**Do this:**
Copy out every line in the entries below that includes "Отливная".

** Begin Listed entries **

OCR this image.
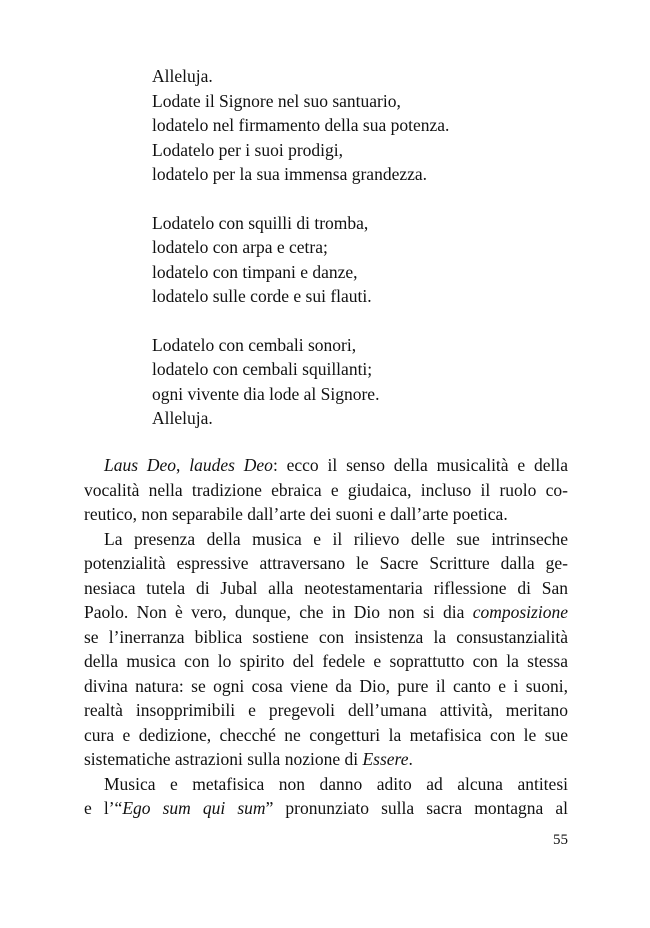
Alleluja.
Lodate il Signore nel suo santuario,
lodatelo nel firmamento della sua potenza.
Lodatelo per i suoi prodigi,
lodatelo per la sua immensa grandezza.
Lodatelo con squilli di tromba,
lodatelo con arpa e cetra;
lodatelo con timpani e danze,
lodatelo sulle corde e sui flauti.
Lodatelo con cembali sonori,
lodatelo con cembali squillanti;
ogni vivente dia lode al Signore.
Alleluja.
Laus Deo, laudes Deo: ecco il senso della musicalità e della
vocalità nella tradizione ebraica e giudaica, incluso il ruolo co-
reutico, non separabile dall’arte dei suoni e dall’arte poetica.
La presenza della musica e il rilievo delle sue intrinseche
potenzialità espressive attraversano le Sacre Scritture dalla ge-
nesiaca tutela di Jubal alla neotestamentaria riflessione di San
Paolo. Non è vero, dunque, che in Dio non si dia composizione
se l’inerranza biblica sostiene con insistenza la consustanzialità
della musica con lo spirito del fedele e soprattutto con la stessa
divina natura: se ogni cosa viene da Dio, pure il canto e i suoni,
realtà insopprimibili e pregevoli dell’umana attività, meritano
cura e dedizione, checché ne congetturi la metafisica con le sue
sistematiche astrazioni sulla nozione di Essere.
Musica e metafisica non danno adito ad alcuna antitesi
e l’“Ego sum qui sum” pronunziato sulla sacra montagna al
55
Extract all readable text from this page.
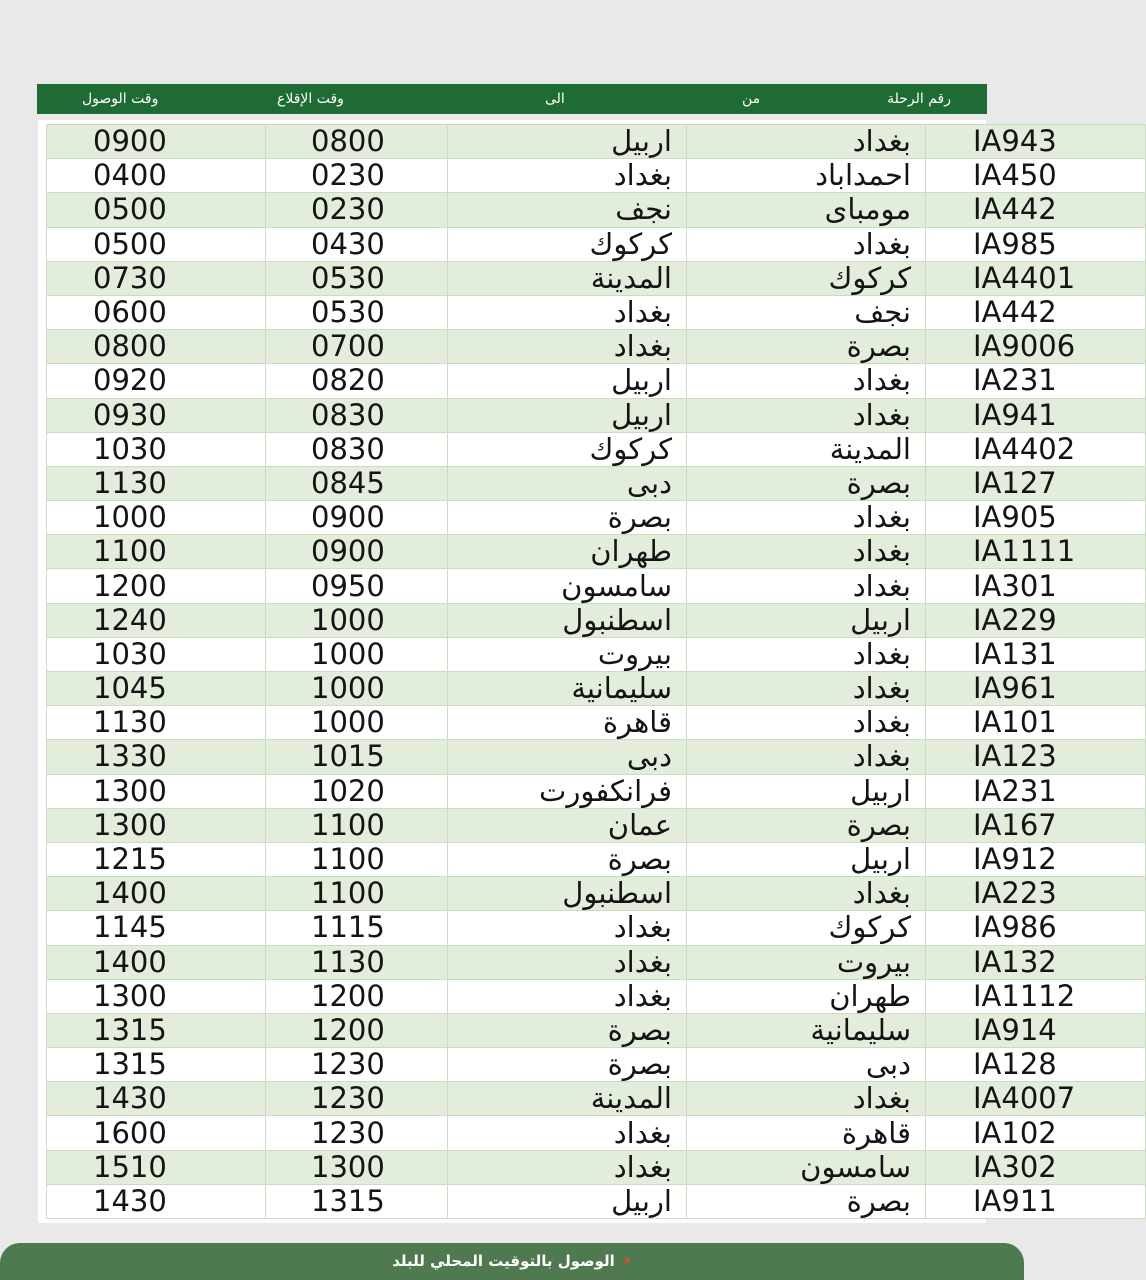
وقت الوصول	وقت الإقلاع	الى	من	رقم الرحلة
0900	0800	اربيل	بغداد	IA943
0400	0230	بغداد	احمداباد	IA450
0500	0230	نجف	مومباى	IA442
0500	0430	كركوك	بغداد	IA985
0730	0530	المدينة	كركوك	IA4401
0600	0530	بغداد	نجف	IA442
0800	0700	بغداد	بصرة	IA9006
0920	0820	اربيل	بغداد	IA231
0930	0830	اربيل	بغداد	IA941
1030	0830	كركوك	المدينة	IA4402
1130	0845	دبى	بصرة	IA127
1000	0900	بصرة	بغداد	IA905
1100	0900	طهران	بغداد	IA1111
1200	0950	سامسون	بغداد	IA301
1240	1000	اسطنبول	اربيل	IA229
1030	1000	بيروت	بغداد	IA131
1045	1000	سليمانية	بغداد	IA961
1130	1000	قاهرة	بغداد	IA101
1330	1015	دبى	بغداد	IA123
1300	1020	فرانكفورت	اربيل	IA231
1300	1100	عمان	بصرة	IA167
1215	1100	بصرة	اربيل	IA912
1400	1100	اسطنبول	بغداد	IA223
1145	1115	بغداد	كركوك	IA986
1400	1130	بغداد	بيروت	IA132
1300	1200	بغداد	طهران	IA1112
1315	1200	بصرة	سليمانية	IA914
1315	1230	بصرة	دبى	IA128
1430	1230	المدينة	بغداد	IA4007
1600	1230	بغداد	قاهرة	IA102
1510	1300	بغداد	سامسون	IA302
1430	1315	اربيل	بصرة	IA911
الوصول بالتوقيت المحلي للبلد •
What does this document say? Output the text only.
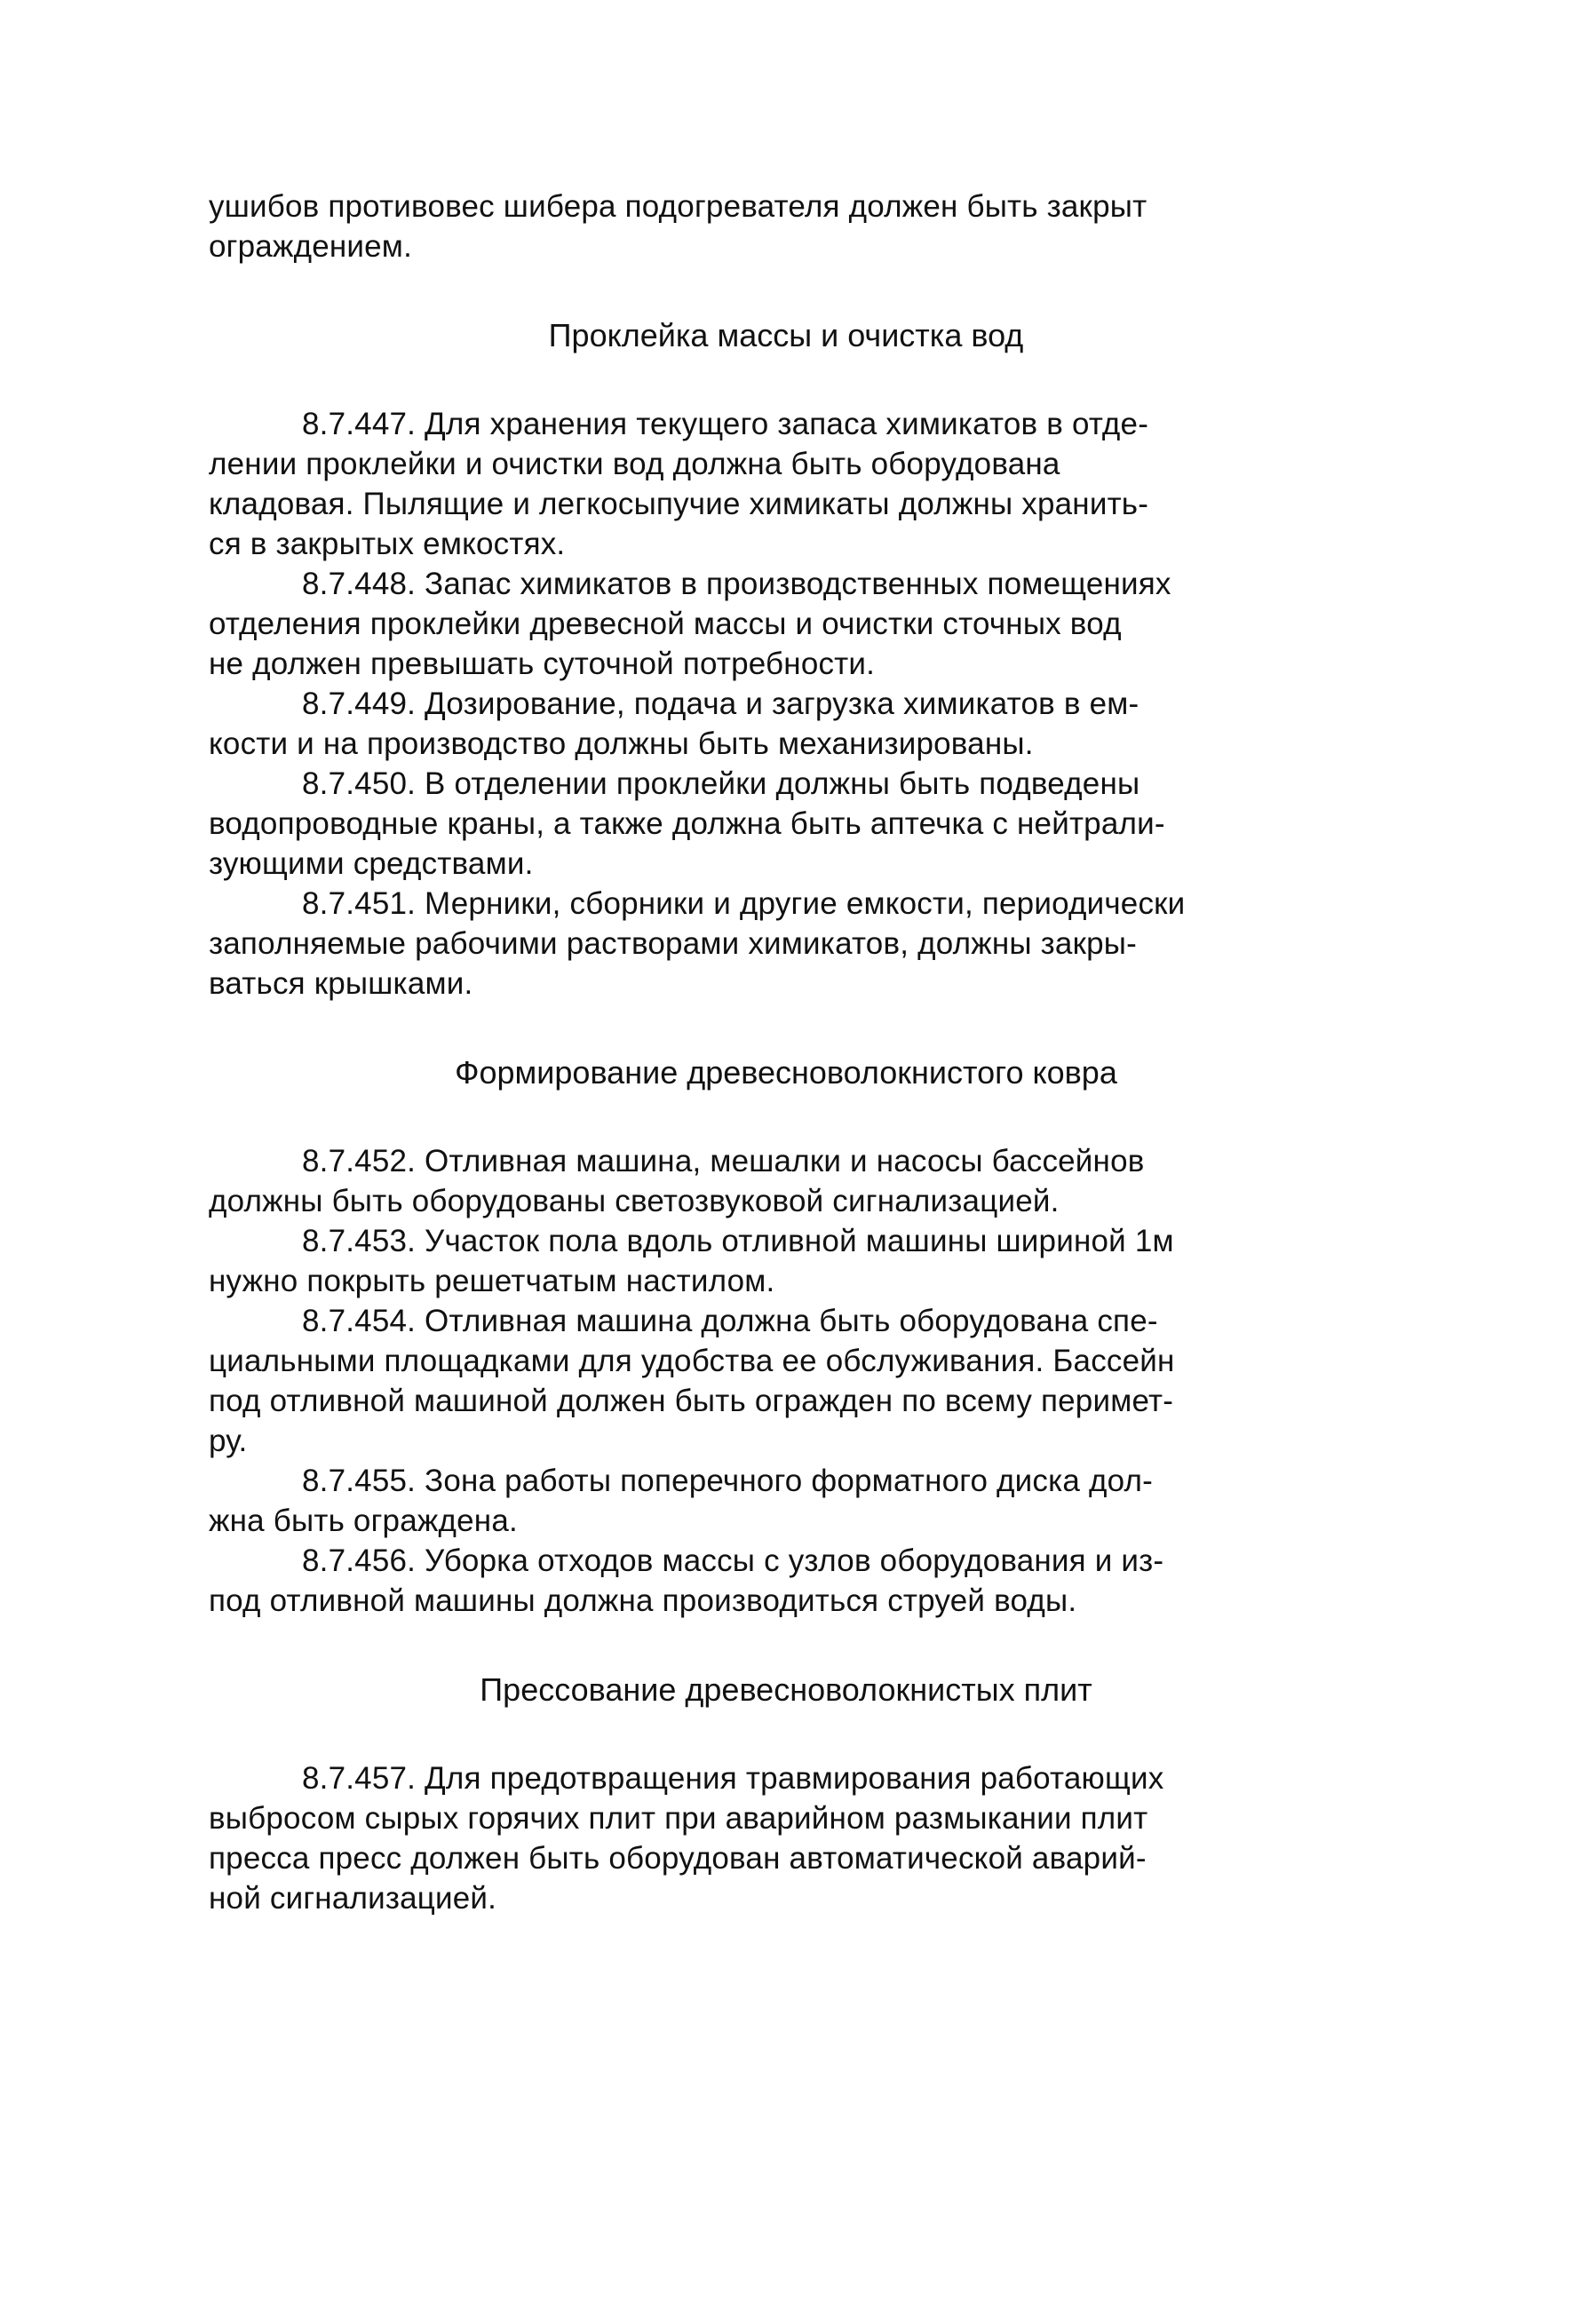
ушибов противовес шибера подогревателя должен быть закрыт
ограждением.
Проклейка массы и очистка вод
8.7.447. Для хранения текущего запаса химикатов в отде-
лении проклейки и очистки вод должна быть оборудована
кладовая. Пылящие и легкосыпучие химикаты должны хранить-
ся в закрытых емкостях.
8.7.448. Запас химикатов в производственных помещениях
отделения проклейки древесной массы и очистки сточных вод
не должен превышать суточной потребности.
8.7.449. Дозирование, подача и загрузка химикатов в ем-
кости и на производство должны быть механизированы.
8.7.450. В отделении проклейки должны быть подведены
водопроводные краны, а также должна быть аптечка с нейтрали-
зующими средствами.
8.7.451. Мерники, сборники и другие емкости, периодически
заполняемые рабочими растворами химикатов, должны закры-
ваться крышками.
Формирование древесноволокнистого ковра
8.7.452. Отливная машина, мешалки и насосы бассейнов
должны быть оборудованы светозвуковой сигнализацией.
8.7.453. Участок пола вдоль отливной машины шириной 1м
нужно покрыть решетчатым настилом.
8.7.454. Отливная машина должна быть оборудована спе-
циальными площадками для удобства ее обслуживания. Бассейн
под отливной машиной должен быть огражден по всему перимет-
ру.
8.7.455. Зона работы поперечного форматного диска дол-
жна быть ограждена.
8.7.456. Уборка отходов массы с узлов оборудования и из-
под отливной машины должна производиться струей воды.
Прессование древесноволокнистых плит
8.7.457. Для предотвращения травмирования работающих
выбросом сырых горячих плит при аварийном размыкании плит
пресса пресс должен быть оборудован автоматической аварий-
ной сигнализацией.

** End Listed entries **

**Task output:**
8.7.452. Отливная машина, мешалки и насосы бассейнов
8.7.454. Отливная машина должна быть оборудована спе-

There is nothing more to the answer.